▸ TASK STATEMENT: Take every line where the string "người" appears and copy it.
==== DATA FOR THE TASK ====
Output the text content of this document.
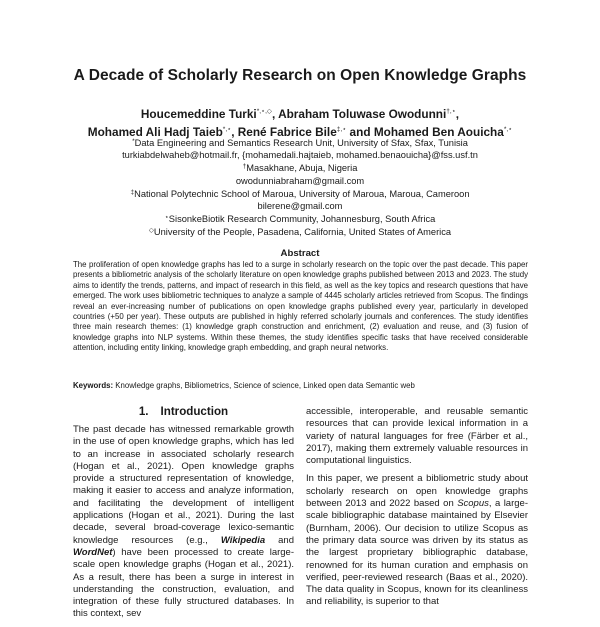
A Decade of Scholarly Research on Open Knowledge Graphs
Houcemeddine Turki*,⋆,◇, Abraham Toluwase Owodunni†,⋆,
Mohamed Ali Hadj Taieb*,⋆, René Fabrice Bile‡,⋆ and Mohamed Ben Aouicha*,⋆
*Data Engineering and Semantics Research Unit, University of Sfax, Sfax, Tunisia
turkiabdelwaheb@hotmail.fr, {mohamedali.hajtaieb, mohamed.benaouicha}@fss.usf.tn
†Masakhane, Abuja, Nigeria
owodunniabraham@gmail.com
‡National Polytechnic School of Maroua, University of Maroua, Maroua, Cameroon
bilerene@gmail.com
⋆SisonkeBiotik Research Community, Johannesburg, South Africa
◇University of the People, Pasadena, California, United States of America
Abstract
The proliferation of open knowledge graphs has led to a surge in scholarly research on the topic over the past decade. This paper presents a bibliometric analysis of the scholarly literature on open knowledge graphs published between 2013 and 2023. The study aims to identify the trends, patterns, and impact of research in this field, as well as the key topics and research questions that have emerged. The work uses bibliometric techniques to analyze a sample of 4445 scholarly articles retrieved from Scopus. The findings reveal an ever-increasing number of publications on open knowledge graphs published every year, particularly in developed countries (+50 per year). These outputs are published in highly referred scholarly journals and conferences. The study identifies three main research themes: (1) knowledge graph construction and enrichment, (2) evaluation and reuse, and (3) fusion of knowledge graphs into NLP systems. Within these themes, the study identifies specific tasks that have received considerable attention, including entity linking, knowledge graph embedding, and graph neural networks.
Keywords: Knowledge graphs, Bibliometrics, Science of science, Linked open data Semantic web
1. Introduction

The past decade has witnessed remarkable growth in the use of open knowledge graphs, which has led to an increase in associated scholarly research (Hogan et al., 2021). Open knowledge graphs provide a structured representation of knowledge, making it easier to access and analyze information, and facilitating the development of intelligent applications (Hogan et al., 2021). During the last decade, several broad-coverage lexico-semantic knowledge resources (e.g., Wikipedia and WordNet) have been processed to create large-scale open knowledge graphs (Hogan et al., 2021). As a result, there has been a surge in interest in understanding the construction, evaluation, and integration of these fully structured databases. In this context, sev

accessible, interoperable, and reusable semantic resources that can provide lexical information in a variety of natural languages for free (Färber et al., 2017), making them extremely valuable resources in computational linguistics.

In this paper, we present a bibliometric study about scholarly research on open knowledge graphs between 2013 and 2022 based on Scopus, a large-scale bibliographic database maintained by Elsevier (Burnham, 2006). Our decision to utilize Scopus as the primary data source was driven by its status as the largest proprietary bibliographic database, renowned for its human curation and emphasis on verified, peer-reviewed research (Baas et al., 2020). The data quality in Scopus, known for its cleanliness and reliability, is superior to that
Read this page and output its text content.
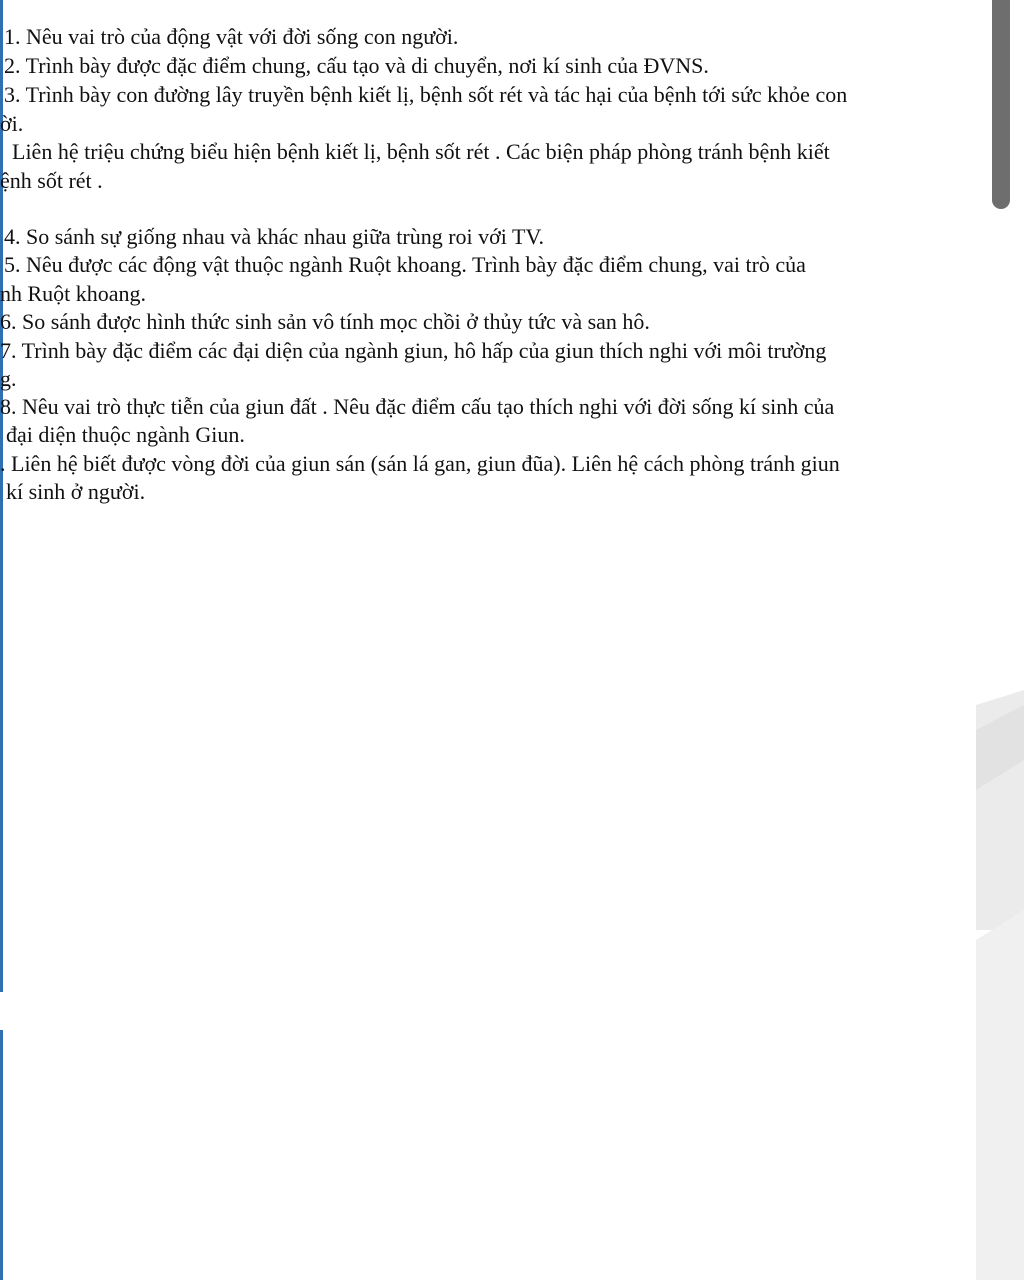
1. Nêu vai trò của động vật với đời sống con người.
2. Trình bày được đặc điểm chung, cấu tạo và di chuyển, nơi kí sinh của ĐVNS.
3. Trình bày con đường lây truyền bệnh kiết lị, bệnh sốt rét và tác hại của bệnh tới sức khỏe con
ời.
Liên hệ triệu chứng biểu hiện bệnh kiết lị, bệnh sốt rét . Các biện pháp phòng tránh bệnh kiết
ệnh sốt rét .
4. So sánh sự giống nhau và khác nhau giữa trùng roi với TV.
5. Nêu được các động vật thuộc ngành Ruột khoang. Trình bày đặc điểm chung, vai trò của
nh Ruột khoang.
6. So sánh được hình thức sinh sản vô tính mọc chồi ở thủy tức và san hô.
7. Trình bày đặc điểm các đại diện của ngành giun, hô hấp của giun thích nghi với môi trường
g.
8. Nêu vai trò thực tiễn của giun đất . Nêu đặc điểm cấu tạo thích nghi với đời sống kí sinh của
đại diện thuộc ngành Giun.
. Liên hệ biết được vòng đời của giun sán (sán lá gan, giun đũa). Liên hệ cách phòng tránh giun
kí sinh ở người.
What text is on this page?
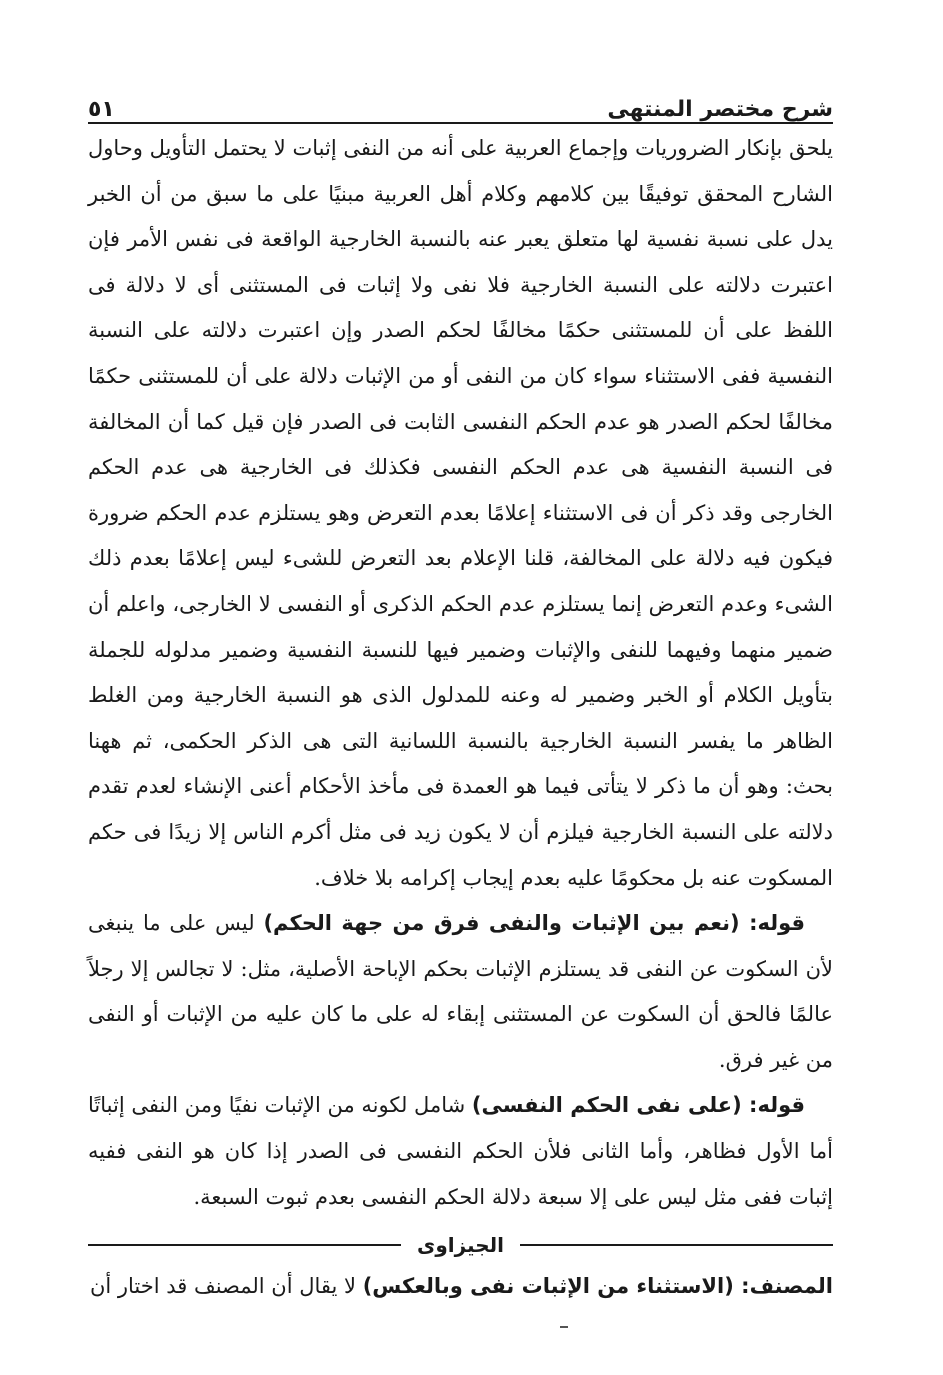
شرح مختصر المنتهى
٥١

يلحق بإنكار الضروريات وإجماع العربية على أنه من النفى إثبات لا يحتمل التأويل وحاول الشارح المحقق توفيقًا بين كلامهم وكلام أهل العربية مبنيًا على ما سبق من أن الخبر يدل على نسبة نفسية لها متعلق يعبر عنه بالنسبة الخارجية الواقعة فى نفس الأمر فإن اعتبرت دلالته على النسبة الخارجية فلا نفى ولا إثبات فى المستثنى أى لا دلالة فى اللفظ على أن للمستثنى حكمًا مخالفًا لحكم الصدر وإن اعتبرت دلالته على النسبة النفسية ففى الاستثناء سواء كان من النفى أو من الإثبات دلالة على أن للمستثنى حكمًا مخالفًا لحكم الصدر هو عدم الحكم النفسى الثابت فى الصدر فإن قيل كما أن المخالفة فى النسبة النفسية هى عدم الحكم النفسى فكذلك فى الخارجية هى عدم الحكم الخارجى وقد ذكر أن فى الاستثناء إعلامًا بعدم التعرض وهو يستلزم عدم الحكم ضرورة فيكون فيه دلالة على المخالفة، قلنا الإعلام بعد التعرض للشىء ليس إعلامًا بعدم ذلك الشىء وعدم التعرض إنما يستلزم عدم الحكم الذكرى أو النفسى لا الخارجى، واعلم أن ضمير منهما وفيهما للنفى والإثبات وضمير فيها للنسبة النفسية وضمير مدلوله للجملة بتأويل الكلام أو الخبر وضمير له وعنه للمدلول الذى هو النسبة الخارجية ومن الغلط الظاهر ما يفسر النسبة الخارجية بالنسبة اللسانية التى هى الذكر الحكمى، ثم ههنا بحث: وهو أن ما ذكر لا يتأتى فيما هو العمدة فى مأخذ الأحكام أعنى الإنشاء لعدم تقدم دلالته على النسبة الخارجية فيلزم أن لا يكون زيد فى مثل أكرم الناس إلا زيدًا فى حكم المسكوت عنه بل محكومًا عليه بعدم إيجاب إكرامه بلا خلاف.

قوله: (نعم بين الإثبات والنفى فرق من جهة الحكم) ليس على ما ينبغى لأن السكوت عن النفى قد يستلزم الإثبات بحكم الإباحة الأصلية، مثل: لا تجالس إلا رجلاً عالمًا فالحق أن السكوت عن المستثنى إبقاء له على ما كان عليه من الإثبات أو النفى من غير فرق.

قوله: (على نفى الحكم النفسى) شامل لكونه من الإثبات نفيًا ومن النفى إثباتًا أما الأول فظاهر، وأما الثانى فلأن الحكم النفسى فى الصدر إذا كان هو النفى ففيه إثبات ففى مثل ليس على إلا سبعة دلالة الحكم النفسى بعدم ثبوت السبعة.

الجيزاوى
المصنف: (الاستثناء من الإثبات نفى وبالعكس) لا يقال أن المصنف قد اختار أن
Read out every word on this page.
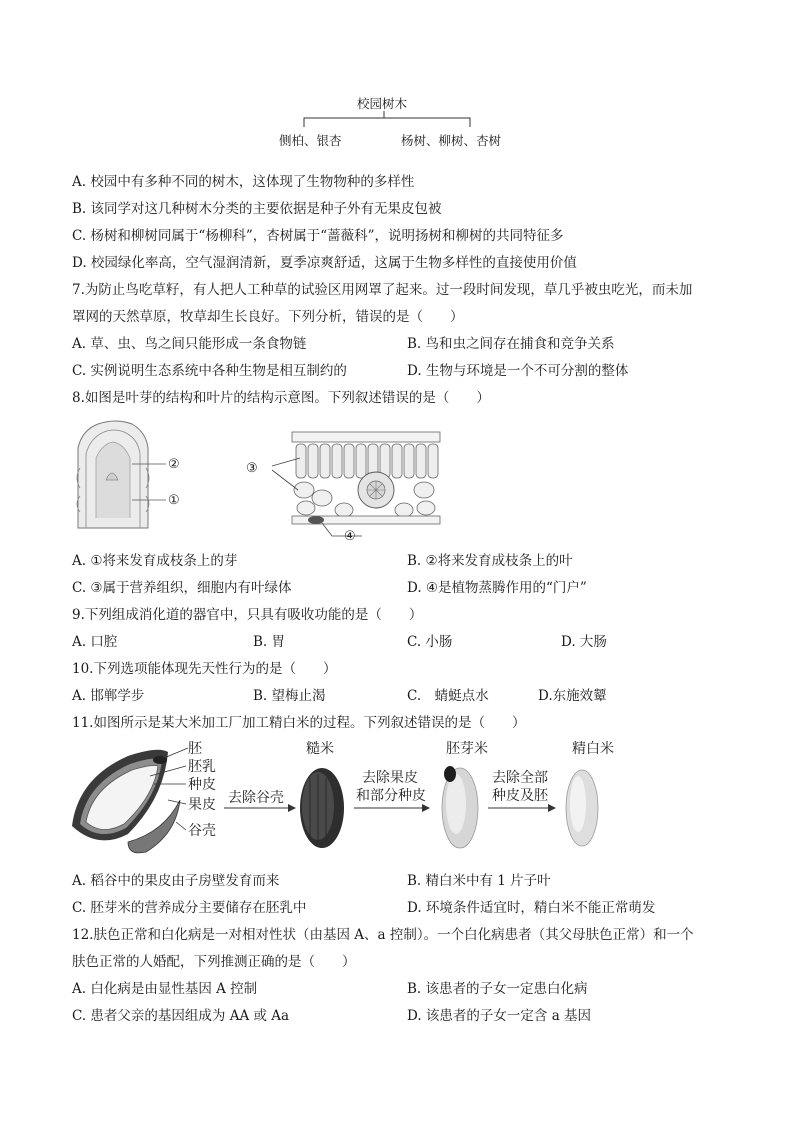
校园树木
侧柏、银杏	杨树、柳树、杏树
A. 校园中有多种不同的树木，这体现了生物物种的多样性
B. 该同学对这几种树木分类的主要依据是种子外有无果皮包被
C. 杨树和柳树同属于“杨柳科”，杏树属于“蔷薇科”，说明扬树和柳树的共同特征多
D. 校园绿化率高，空气湿润清新，夏季凉爽舒适，这属于生物多样性的直接使用价值
7.为防止鸟吃草籽，有人把人工种草的试验区用网罩了起来。过一段时间发现，草几乎被虫吃光，而未加
罩网的天然草原，牧草却生长良好。下列分析，错误的是（　　）
A. 草、虫、鸟之间只能形成一条食物链	B. 鸟和虫之间存在捕食和竞争关系
C. 实例说明生态系统中各种生物是相互制约的	D. 生物与环境是一个不可分割的整体
8.如图是叶芽的结构和叶片的结构示意图。下列叙述错误的是（　　）
②
①
③
④
A. ①将来发育成枝条上的芽	B. ②将来发育成枝条上的叶
C. ③属于营养组织，细胞内有叶绿体	D. ④是植物蒸腾作用的“门户”
9.下列组成消化道的器官中，只具有吸收功能的是（　　）
A. 口腔	B. 胃	C. 小肠	D. 大肠
10.下列选项能体现先天性行为的是（　　）
A. 邯郸学步	B. 望梅止渴	C.　蜻蜓点水	D.东施效颦
11.如图所示是某大米加工厂加工精白米的过程。下列叙述错误的是（　　）
胚
胚乳
种皮
果皮
谷壳
去除谷壳
糙米
去除果皮
和部分种皮
胚芽米
去除全部
种皮及胚
精白米
A. 稻谷中的果皮由子房壁发育而来	B. 精白米中有 1 片子叶
C. 胚芽米的营养成分主要储存在胚乳中	D. 环境条件适宜时，精白米不能正常萌发
12.肤色正常和白化病是一对相对性状（由基因 A、a 控制）。一个白化病患者（其父母肤色正常）和一个
肤色正常的人婚配，下列推测正确的是（　　）
A. 白化病是由显性基因 A 控制	B. 该患者的子女一定患白化病
C. 患者父亲的基因组成为 AA 或 Aa	D. 该患者的子女一定含 a 基因
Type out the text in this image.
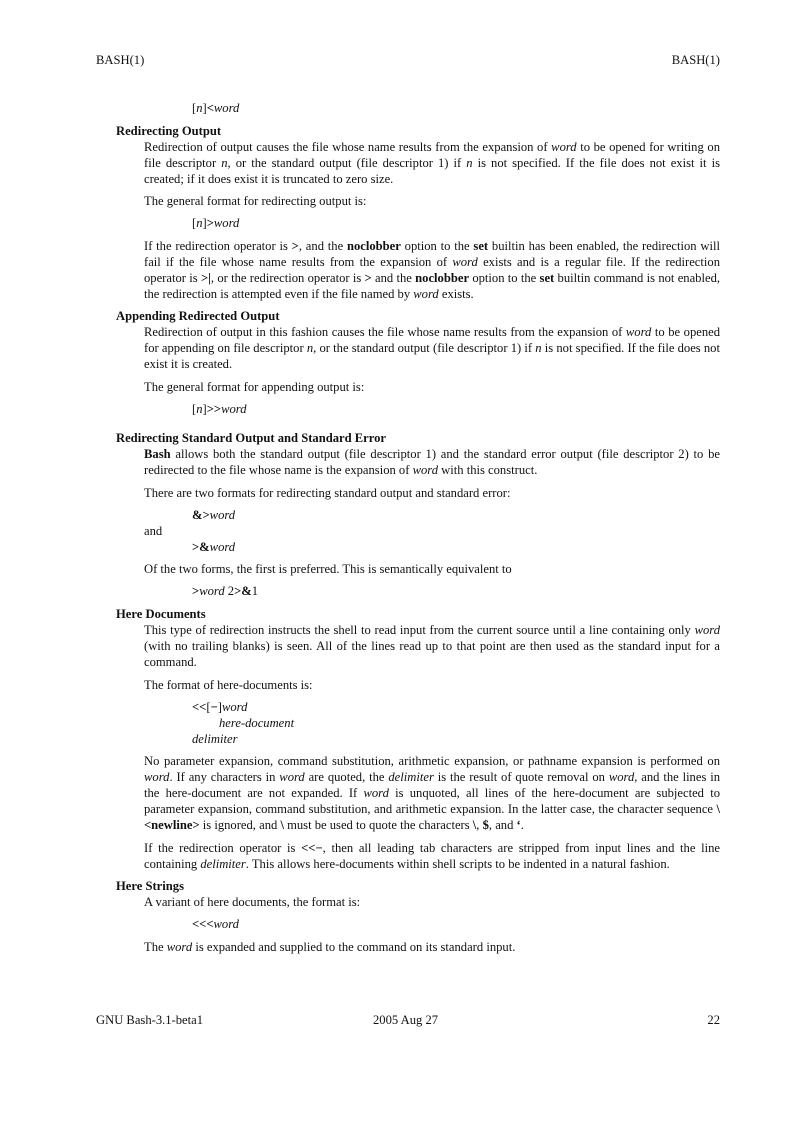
BASH(1)	BASH(1)
[n]<word
Redirecting Output
Redirection of output causes the file whose name results from the expansion of word to be opened for writing on file descriptor n, or the standard output (file descriptor 1) if n is not specified. If the file does not exist it is created; if it does exist it is truncated to zero size.
The general format for redirecting output is:
[n]>word
If the redirection operator is >, and the noclobber option to the set builtin has been enabled, the redirection will fail if the file whose name results from the expansion of word exists and is a regular file. If the redirection operator is >|, or the redirection operator is > and the noclobber option to the set builtin command is not enabled, the redirection is attempted even if the file named by word exists.
Appending Redirected Output
Redirection of output in this fashion causes the file whose name results from the expansion of word to be opened for appending on file descriptor n, or the standard output (file descriptor 1) if n is not specified. If the file does not exist it is created.
The general format for appending output is:
[n]>>word
Redirecting Standard Output and Standard Error
Bash allows both the standard output (file descriptor 1) and the standard error output (file descriptor 2) to be redirected to the file whose name is the expansion of word with this construct.
There are two formats for redirecting standard output and standard error:
&>word
and
>&word
Of the two forms, the first is preferred. This is semantically equivalent to
>word 2>&1
Here Documents
This type of redirection instructs the shell to read input from the current source until a line containing only word (with no trailing blanks) is seen. All of the lines read up to that point are then used as the standard input for a command.
The format of here-documents is:
<<[−]word
here-document
delimiter
No parameter expansion, command substitution, arithmetic expansion, or pathname expansion is performed on word. If any characters in word are quoted, the delimiter is the result of quote removal on word, and the lines in the here-document are not expanded. If word is unquoted, all lines of the here-document are subjected to parameter expansion, command substitution, and arithmetic expansion. In the latter case, the character sequence \<newline> is ignored, and \ must be used to quote the characters \, $, and ‘.
If the redirection operator is <<−, then all leading tab characters are stripped from input lines and the line containing delimiter. This allows here-documents within shell scripts to be indented in a natural fashion.
Here Strings
A variant of here documents, the format is:
<<<word
The word is expanded and supplied to the command on its standard input.
GNU Bash-3.1-beta1	2005 Aug 27	22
====
▸ COMPLETED EXERCISE:
1. Nêu vai trò của động vật với đời sống con người.
kí sinh ở người.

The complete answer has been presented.